**Requirements**
Give the number of lines in the data that hold the string "envers". Nothing else is needed.

===============

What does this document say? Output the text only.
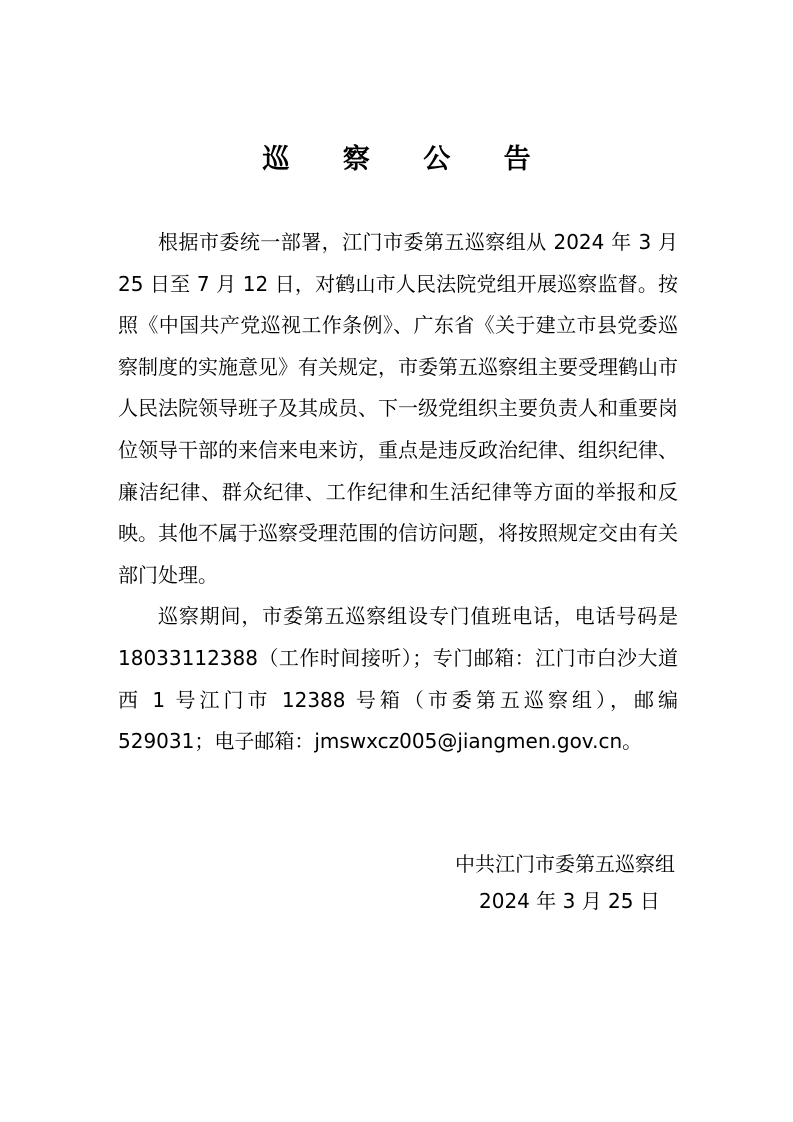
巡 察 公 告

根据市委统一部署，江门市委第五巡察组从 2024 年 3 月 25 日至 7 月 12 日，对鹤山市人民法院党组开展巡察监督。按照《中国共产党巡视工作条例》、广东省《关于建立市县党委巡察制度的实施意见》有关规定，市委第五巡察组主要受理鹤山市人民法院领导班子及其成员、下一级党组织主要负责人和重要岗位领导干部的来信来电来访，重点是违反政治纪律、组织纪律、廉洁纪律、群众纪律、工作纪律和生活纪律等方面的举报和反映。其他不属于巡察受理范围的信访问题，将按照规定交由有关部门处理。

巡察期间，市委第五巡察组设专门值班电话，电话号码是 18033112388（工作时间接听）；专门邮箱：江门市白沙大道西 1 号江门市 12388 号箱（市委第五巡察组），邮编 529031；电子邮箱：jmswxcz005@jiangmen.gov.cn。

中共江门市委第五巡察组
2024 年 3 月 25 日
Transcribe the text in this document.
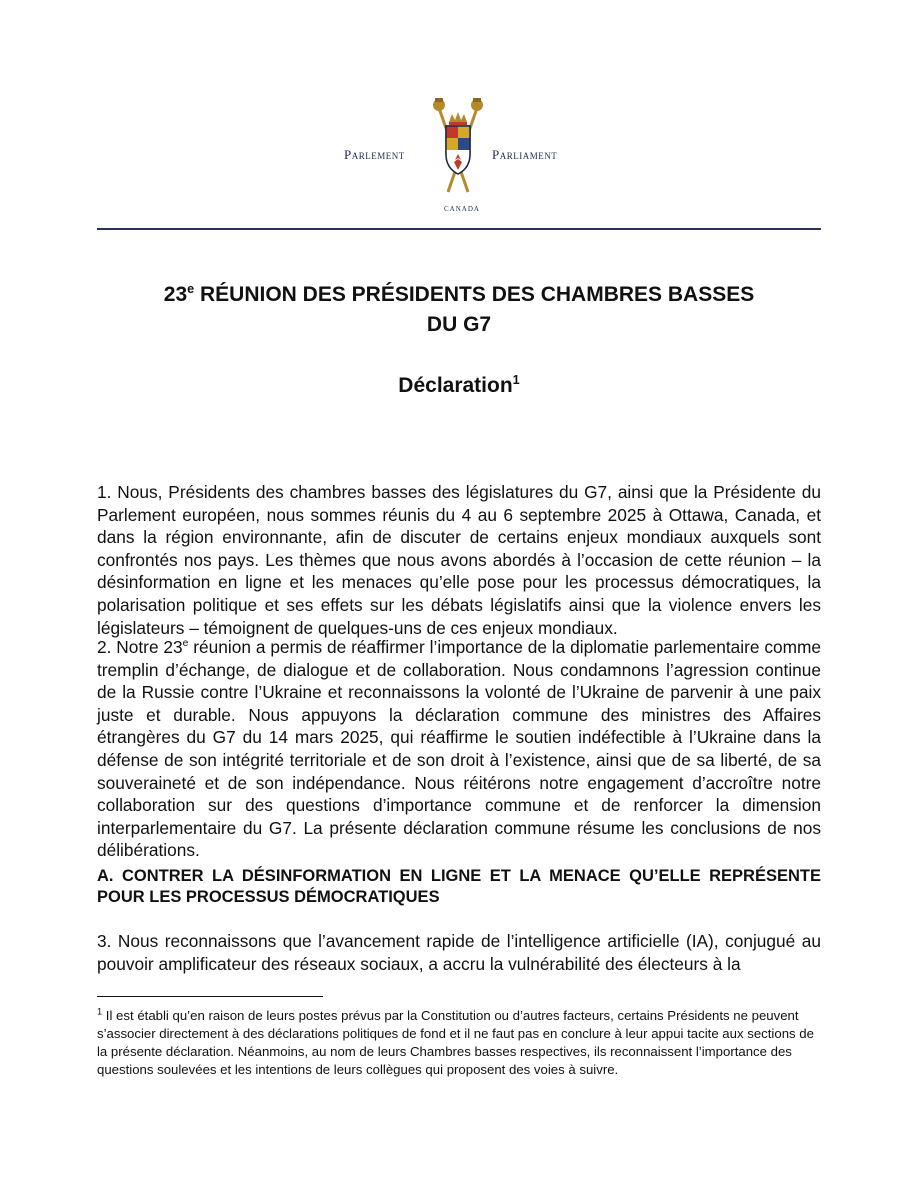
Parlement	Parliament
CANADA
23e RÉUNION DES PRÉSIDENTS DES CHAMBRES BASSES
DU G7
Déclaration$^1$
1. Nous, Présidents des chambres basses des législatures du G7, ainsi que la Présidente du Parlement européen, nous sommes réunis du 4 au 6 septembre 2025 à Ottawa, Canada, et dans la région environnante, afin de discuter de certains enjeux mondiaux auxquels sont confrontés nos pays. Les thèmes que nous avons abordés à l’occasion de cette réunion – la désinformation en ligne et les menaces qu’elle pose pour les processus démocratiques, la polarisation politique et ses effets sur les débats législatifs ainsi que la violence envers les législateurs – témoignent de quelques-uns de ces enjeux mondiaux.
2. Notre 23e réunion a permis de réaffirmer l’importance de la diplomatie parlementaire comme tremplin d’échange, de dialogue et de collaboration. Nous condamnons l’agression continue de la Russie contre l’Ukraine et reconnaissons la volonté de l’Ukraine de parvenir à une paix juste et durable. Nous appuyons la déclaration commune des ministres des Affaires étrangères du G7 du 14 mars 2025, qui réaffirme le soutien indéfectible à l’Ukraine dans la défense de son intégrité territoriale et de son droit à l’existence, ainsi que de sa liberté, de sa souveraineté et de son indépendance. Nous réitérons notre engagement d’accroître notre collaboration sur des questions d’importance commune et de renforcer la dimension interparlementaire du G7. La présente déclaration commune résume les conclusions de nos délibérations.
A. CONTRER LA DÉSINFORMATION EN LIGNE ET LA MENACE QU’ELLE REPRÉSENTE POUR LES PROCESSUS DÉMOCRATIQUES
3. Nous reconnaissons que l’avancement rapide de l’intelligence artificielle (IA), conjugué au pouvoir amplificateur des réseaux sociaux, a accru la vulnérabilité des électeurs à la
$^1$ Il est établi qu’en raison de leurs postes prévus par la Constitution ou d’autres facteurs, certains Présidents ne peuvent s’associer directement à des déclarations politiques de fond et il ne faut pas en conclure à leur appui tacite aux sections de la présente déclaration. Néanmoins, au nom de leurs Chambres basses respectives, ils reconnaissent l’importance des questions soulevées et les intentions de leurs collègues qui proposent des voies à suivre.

===============

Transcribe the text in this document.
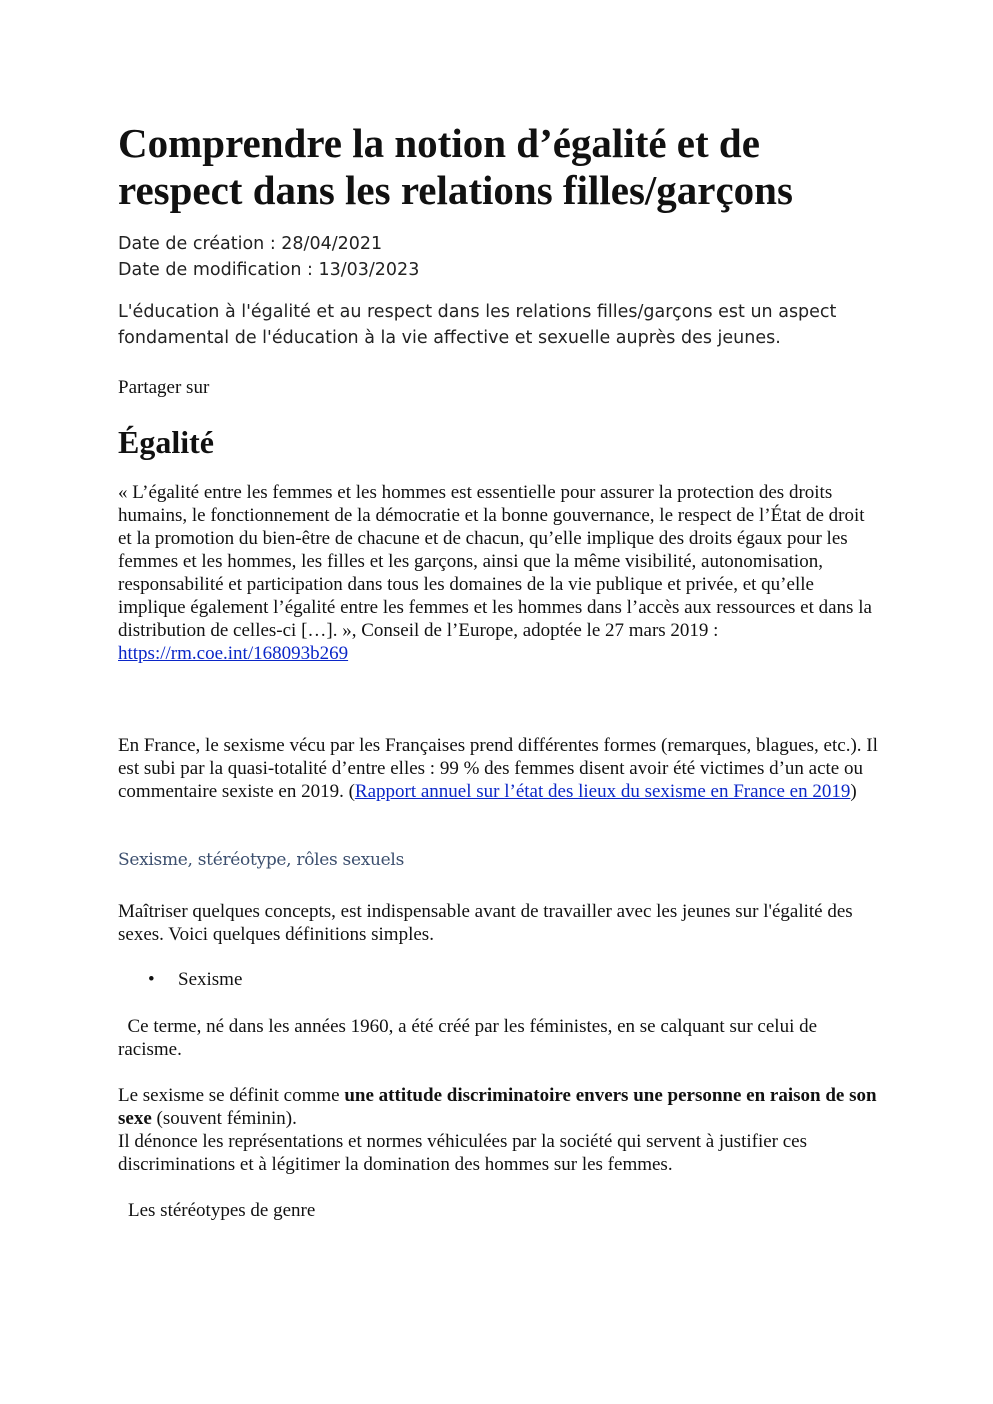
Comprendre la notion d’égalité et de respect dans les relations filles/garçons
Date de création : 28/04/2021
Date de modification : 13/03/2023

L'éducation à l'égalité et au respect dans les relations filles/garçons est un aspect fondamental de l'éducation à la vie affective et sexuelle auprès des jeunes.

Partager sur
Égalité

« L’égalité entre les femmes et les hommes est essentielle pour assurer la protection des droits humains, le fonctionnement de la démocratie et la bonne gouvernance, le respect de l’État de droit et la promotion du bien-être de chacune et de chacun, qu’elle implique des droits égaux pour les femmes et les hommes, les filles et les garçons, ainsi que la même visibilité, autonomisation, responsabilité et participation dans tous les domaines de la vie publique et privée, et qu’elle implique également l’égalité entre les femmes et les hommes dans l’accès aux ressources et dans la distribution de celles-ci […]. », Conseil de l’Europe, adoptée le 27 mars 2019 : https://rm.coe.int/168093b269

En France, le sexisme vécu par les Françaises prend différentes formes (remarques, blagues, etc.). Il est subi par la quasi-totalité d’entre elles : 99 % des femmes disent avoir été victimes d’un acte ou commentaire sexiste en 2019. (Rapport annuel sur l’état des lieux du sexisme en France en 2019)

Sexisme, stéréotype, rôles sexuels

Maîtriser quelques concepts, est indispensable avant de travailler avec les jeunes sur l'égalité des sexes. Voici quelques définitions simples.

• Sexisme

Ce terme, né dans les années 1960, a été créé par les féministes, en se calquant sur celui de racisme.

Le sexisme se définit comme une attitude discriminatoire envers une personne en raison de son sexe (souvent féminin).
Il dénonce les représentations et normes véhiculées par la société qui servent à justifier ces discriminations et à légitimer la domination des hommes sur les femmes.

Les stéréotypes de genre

===============

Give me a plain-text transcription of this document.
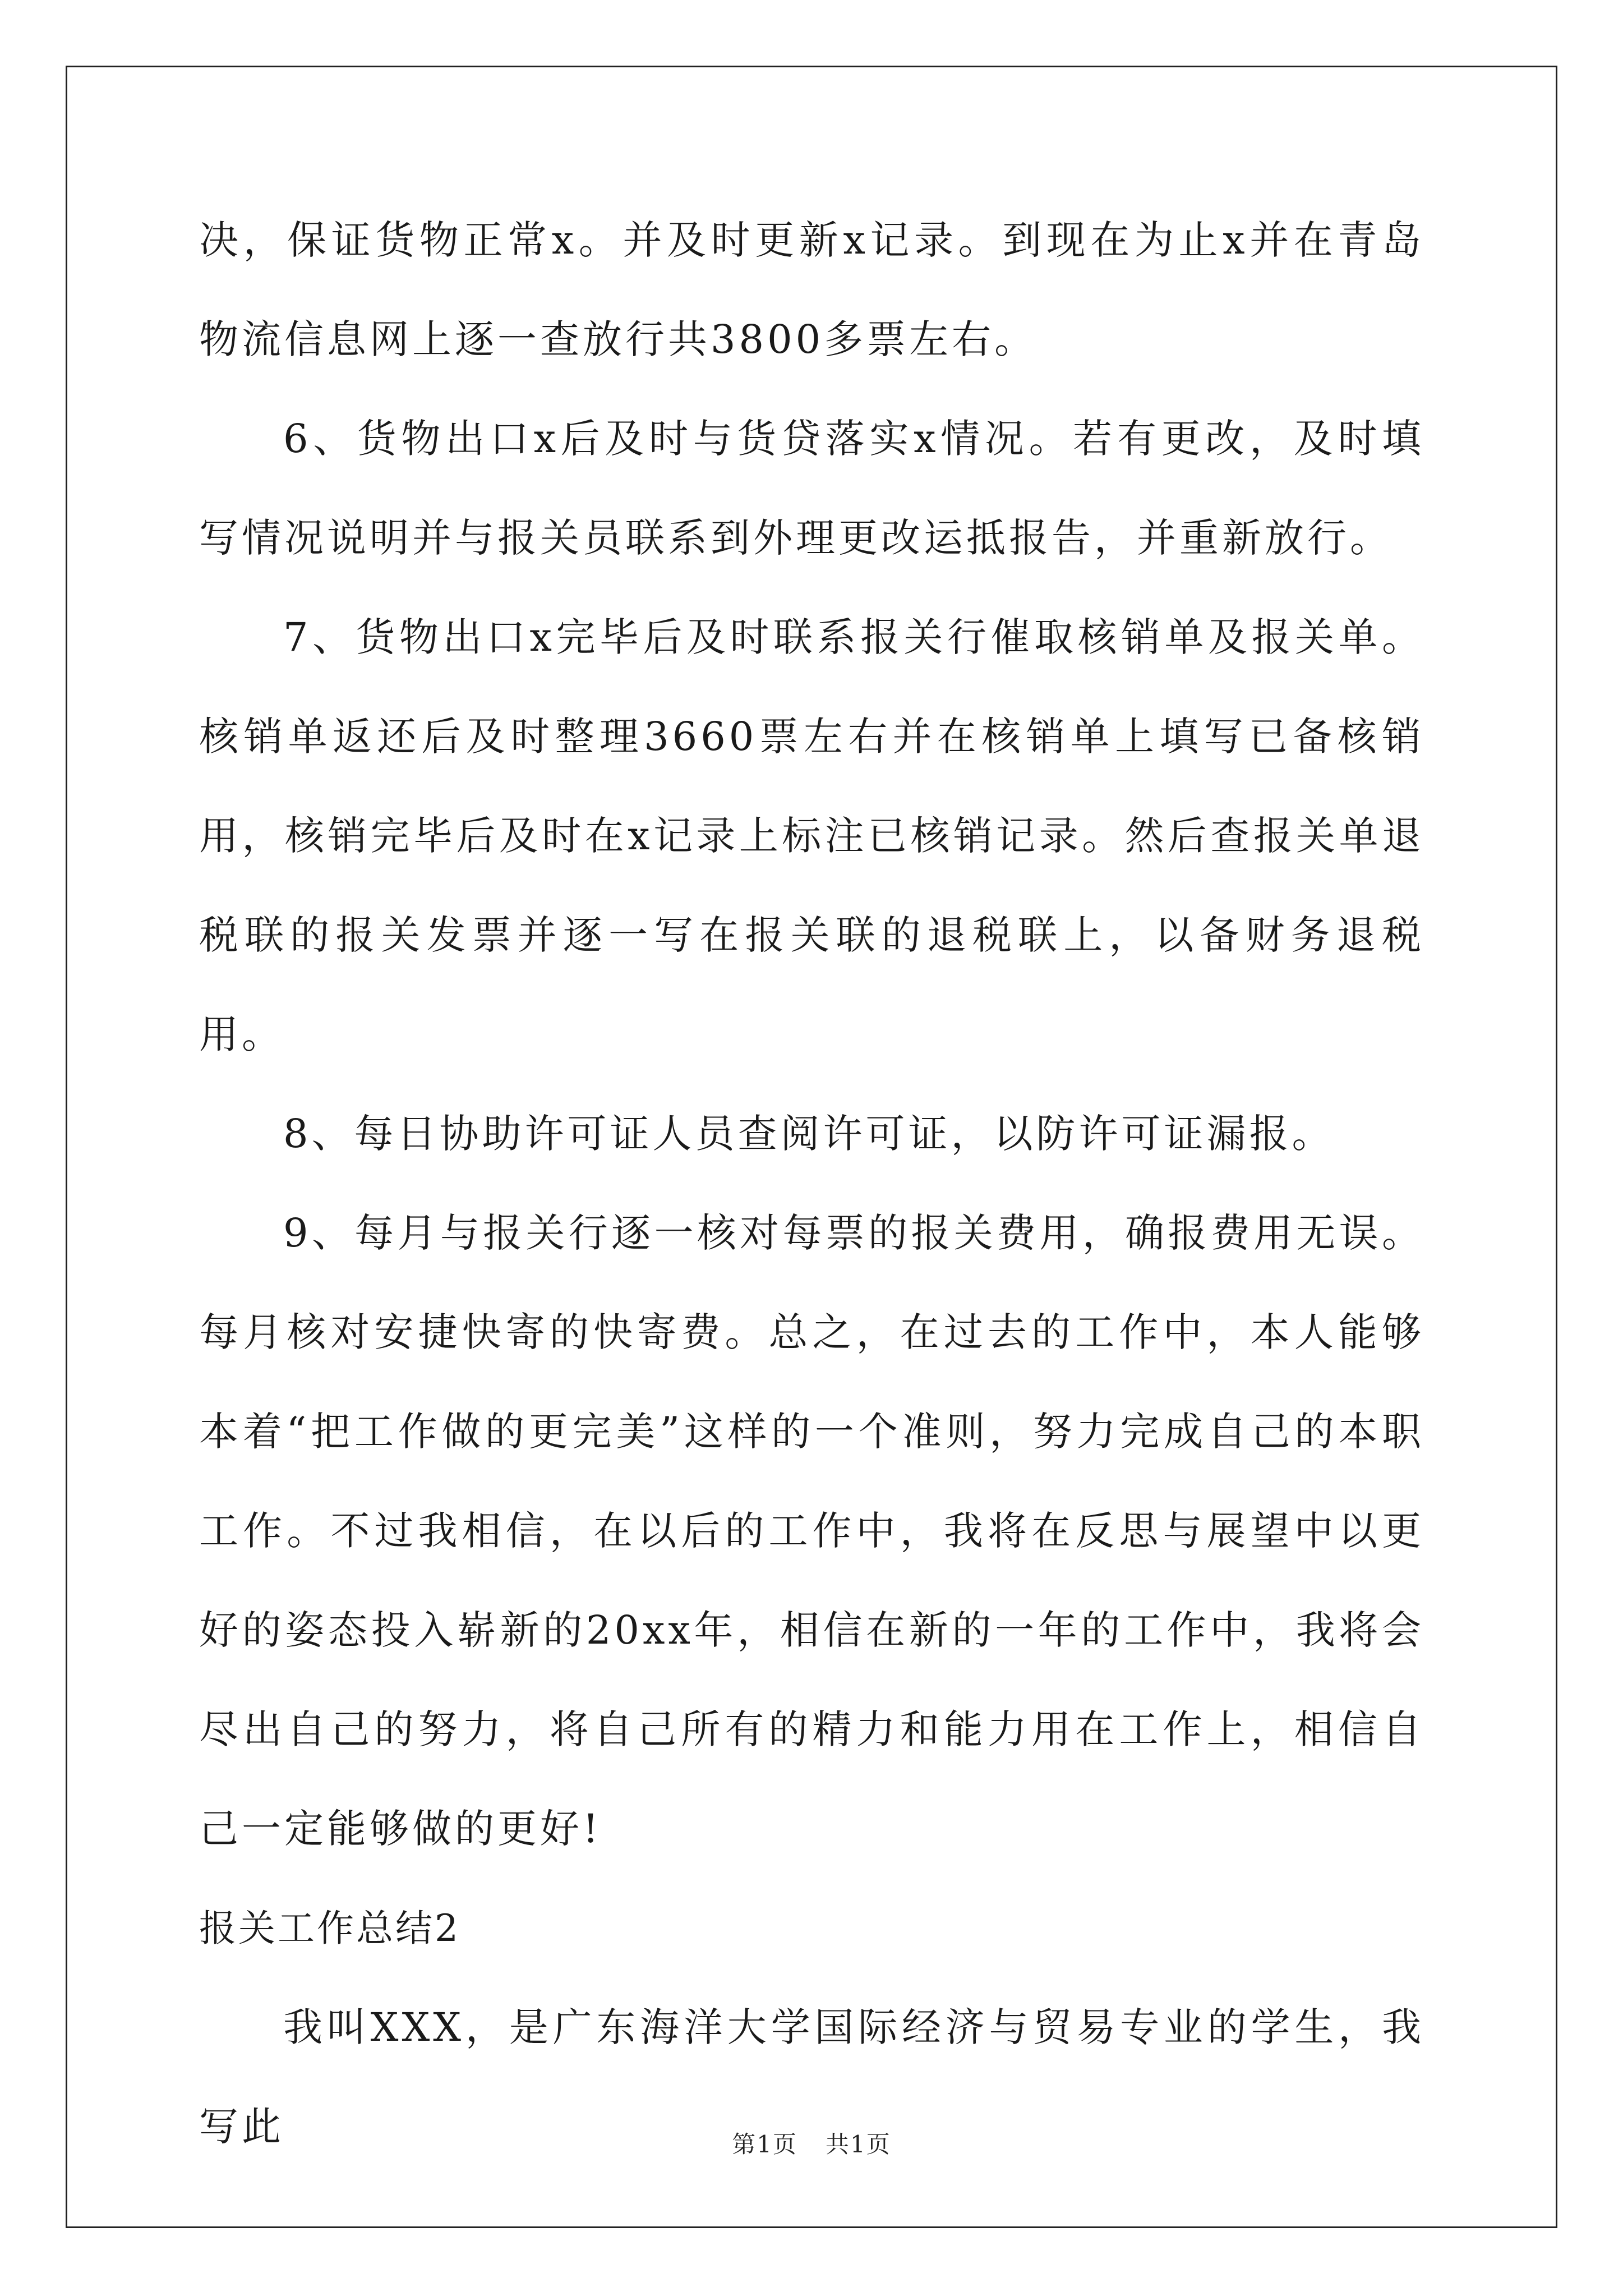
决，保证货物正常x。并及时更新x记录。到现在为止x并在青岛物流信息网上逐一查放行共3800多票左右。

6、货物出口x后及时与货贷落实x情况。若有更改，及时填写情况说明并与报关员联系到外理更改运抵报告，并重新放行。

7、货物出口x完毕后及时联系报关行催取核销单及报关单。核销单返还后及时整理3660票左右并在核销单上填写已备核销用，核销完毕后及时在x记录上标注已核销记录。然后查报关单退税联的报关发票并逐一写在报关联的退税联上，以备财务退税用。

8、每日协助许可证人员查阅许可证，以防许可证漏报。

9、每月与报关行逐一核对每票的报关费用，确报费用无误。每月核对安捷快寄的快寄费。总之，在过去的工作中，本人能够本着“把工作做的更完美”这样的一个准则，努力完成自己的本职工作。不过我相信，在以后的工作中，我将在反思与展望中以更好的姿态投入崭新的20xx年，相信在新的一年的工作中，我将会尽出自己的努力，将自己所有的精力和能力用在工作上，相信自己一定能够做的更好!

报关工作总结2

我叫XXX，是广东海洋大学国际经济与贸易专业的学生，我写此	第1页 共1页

===============

**Exercise answer**
2